### Task description
List each line of the data that holds the word "name".

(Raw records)

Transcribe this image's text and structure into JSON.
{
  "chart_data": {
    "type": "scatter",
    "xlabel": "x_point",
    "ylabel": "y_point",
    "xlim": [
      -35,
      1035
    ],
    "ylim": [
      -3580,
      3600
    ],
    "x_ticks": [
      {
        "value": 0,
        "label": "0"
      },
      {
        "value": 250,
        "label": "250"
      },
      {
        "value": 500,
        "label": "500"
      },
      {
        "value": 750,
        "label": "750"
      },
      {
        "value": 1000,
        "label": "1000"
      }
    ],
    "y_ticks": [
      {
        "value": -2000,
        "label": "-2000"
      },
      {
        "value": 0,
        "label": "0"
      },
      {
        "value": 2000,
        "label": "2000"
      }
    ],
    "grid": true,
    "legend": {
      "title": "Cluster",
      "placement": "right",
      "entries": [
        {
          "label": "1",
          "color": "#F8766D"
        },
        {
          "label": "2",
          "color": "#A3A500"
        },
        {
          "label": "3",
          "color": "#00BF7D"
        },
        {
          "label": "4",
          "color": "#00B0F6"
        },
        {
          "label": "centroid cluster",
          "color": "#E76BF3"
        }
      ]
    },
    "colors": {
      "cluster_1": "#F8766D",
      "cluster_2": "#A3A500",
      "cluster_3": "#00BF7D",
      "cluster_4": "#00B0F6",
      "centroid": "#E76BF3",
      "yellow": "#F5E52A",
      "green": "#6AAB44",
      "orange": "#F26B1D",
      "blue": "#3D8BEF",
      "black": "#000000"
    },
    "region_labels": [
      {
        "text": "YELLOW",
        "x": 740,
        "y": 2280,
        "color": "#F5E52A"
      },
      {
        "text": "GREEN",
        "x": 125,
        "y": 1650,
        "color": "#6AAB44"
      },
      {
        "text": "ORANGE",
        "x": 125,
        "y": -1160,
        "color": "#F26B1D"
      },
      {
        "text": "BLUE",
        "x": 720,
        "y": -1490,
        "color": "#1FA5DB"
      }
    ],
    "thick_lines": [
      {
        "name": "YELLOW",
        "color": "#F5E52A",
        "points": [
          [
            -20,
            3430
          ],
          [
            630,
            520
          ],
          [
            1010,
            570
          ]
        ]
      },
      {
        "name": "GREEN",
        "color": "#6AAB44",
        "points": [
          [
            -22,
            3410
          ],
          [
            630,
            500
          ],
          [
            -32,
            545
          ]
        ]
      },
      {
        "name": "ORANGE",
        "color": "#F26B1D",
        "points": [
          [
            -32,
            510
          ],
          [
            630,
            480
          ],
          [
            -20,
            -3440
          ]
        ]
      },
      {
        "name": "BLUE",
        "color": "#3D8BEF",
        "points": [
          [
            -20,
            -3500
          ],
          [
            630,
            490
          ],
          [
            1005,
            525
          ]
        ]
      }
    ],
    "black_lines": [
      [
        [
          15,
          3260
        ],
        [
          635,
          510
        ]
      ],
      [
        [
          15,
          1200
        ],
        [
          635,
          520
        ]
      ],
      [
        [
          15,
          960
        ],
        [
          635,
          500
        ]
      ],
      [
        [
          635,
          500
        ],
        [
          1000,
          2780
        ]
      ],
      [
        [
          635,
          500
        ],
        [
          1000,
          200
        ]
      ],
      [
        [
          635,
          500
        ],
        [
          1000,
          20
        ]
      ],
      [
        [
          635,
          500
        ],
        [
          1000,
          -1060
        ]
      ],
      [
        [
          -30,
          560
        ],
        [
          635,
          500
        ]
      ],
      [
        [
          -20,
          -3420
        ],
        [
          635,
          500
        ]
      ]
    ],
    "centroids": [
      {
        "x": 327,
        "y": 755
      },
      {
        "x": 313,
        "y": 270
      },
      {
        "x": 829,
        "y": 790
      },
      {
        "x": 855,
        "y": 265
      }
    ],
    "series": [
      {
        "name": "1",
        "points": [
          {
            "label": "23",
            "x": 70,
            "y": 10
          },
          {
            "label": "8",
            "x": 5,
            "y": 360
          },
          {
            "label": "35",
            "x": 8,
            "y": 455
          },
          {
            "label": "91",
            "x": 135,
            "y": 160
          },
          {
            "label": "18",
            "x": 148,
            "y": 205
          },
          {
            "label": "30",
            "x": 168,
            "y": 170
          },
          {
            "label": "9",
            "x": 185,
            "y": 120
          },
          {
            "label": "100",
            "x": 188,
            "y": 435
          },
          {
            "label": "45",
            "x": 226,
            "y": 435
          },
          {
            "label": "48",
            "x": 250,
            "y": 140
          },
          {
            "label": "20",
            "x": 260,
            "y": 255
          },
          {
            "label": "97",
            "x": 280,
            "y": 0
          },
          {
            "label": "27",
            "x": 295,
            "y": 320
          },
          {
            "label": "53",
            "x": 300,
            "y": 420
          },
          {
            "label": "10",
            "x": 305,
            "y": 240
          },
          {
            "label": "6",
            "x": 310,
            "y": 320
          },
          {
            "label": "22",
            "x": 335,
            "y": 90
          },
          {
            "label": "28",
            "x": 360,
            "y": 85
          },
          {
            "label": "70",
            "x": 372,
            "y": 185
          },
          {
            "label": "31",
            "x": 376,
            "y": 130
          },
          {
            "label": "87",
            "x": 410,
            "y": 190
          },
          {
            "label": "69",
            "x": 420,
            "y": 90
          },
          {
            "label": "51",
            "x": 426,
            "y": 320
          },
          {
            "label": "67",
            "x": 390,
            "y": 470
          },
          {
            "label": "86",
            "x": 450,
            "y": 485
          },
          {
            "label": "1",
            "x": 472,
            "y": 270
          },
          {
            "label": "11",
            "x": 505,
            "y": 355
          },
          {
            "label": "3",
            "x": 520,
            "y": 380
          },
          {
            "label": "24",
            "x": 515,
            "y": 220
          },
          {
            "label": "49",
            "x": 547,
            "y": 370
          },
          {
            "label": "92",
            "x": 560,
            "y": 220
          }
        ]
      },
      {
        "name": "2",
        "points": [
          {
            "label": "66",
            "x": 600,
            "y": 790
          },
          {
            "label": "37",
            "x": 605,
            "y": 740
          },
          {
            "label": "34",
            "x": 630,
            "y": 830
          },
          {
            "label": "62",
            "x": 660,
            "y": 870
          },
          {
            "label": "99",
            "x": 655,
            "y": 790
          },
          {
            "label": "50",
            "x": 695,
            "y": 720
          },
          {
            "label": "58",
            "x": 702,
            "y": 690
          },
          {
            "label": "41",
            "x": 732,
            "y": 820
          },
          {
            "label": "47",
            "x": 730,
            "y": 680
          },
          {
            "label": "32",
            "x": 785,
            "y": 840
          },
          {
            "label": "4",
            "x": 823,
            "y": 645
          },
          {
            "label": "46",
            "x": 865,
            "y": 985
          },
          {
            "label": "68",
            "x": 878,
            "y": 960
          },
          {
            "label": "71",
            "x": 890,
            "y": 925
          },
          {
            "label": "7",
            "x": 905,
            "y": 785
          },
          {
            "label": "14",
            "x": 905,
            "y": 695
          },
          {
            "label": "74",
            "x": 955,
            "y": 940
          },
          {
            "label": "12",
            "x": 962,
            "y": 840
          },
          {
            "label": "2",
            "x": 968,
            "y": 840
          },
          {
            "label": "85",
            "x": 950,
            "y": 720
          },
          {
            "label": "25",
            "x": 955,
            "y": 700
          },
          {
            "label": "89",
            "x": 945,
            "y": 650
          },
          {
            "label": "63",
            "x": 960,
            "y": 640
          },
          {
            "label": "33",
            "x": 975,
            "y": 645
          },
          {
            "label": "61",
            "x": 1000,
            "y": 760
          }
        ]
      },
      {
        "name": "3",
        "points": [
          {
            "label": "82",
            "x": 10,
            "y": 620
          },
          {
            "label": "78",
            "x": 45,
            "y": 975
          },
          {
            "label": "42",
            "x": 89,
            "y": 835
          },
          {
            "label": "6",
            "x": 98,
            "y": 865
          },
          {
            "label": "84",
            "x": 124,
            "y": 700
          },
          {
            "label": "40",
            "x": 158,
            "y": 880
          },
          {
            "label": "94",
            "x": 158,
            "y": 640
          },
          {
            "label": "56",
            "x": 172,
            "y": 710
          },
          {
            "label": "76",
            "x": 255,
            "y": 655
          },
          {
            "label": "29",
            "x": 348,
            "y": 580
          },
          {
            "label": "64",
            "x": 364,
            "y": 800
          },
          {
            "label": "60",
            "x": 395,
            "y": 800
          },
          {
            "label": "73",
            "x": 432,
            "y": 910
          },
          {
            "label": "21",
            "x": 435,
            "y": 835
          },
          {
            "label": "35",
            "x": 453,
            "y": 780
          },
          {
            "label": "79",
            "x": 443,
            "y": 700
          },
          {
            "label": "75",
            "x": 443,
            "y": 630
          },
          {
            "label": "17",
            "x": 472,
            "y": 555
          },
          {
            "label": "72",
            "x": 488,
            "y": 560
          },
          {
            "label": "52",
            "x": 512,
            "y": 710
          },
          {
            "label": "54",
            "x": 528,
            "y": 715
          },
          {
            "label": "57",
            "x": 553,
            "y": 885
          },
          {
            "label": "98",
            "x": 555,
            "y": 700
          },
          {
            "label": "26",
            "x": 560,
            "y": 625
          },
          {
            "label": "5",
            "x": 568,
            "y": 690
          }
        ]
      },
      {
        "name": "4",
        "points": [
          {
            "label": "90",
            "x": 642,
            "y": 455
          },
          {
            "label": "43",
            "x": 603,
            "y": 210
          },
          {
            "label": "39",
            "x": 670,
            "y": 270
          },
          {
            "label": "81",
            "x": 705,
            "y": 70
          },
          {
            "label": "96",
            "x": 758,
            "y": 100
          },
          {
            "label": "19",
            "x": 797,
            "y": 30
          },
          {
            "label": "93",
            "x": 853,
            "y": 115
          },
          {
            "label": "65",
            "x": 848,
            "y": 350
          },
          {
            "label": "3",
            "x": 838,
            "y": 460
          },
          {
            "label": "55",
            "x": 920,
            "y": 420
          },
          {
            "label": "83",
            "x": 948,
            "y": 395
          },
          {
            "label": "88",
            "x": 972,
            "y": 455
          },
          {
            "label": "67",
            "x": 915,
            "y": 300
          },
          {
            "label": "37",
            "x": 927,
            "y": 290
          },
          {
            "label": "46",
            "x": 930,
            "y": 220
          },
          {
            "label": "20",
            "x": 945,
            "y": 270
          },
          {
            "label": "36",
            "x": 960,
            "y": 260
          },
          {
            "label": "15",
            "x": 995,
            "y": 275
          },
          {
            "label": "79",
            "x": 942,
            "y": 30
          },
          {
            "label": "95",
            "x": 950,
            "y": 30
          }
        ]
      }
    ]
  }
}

### Correct output
        "name": "YELLOW",
        "name": "GREEN",
        "name": "ORANGE",
        "name": "BLUE",
        "name": "1",
        "name": "2",
        "name": "3",
        "name": "4",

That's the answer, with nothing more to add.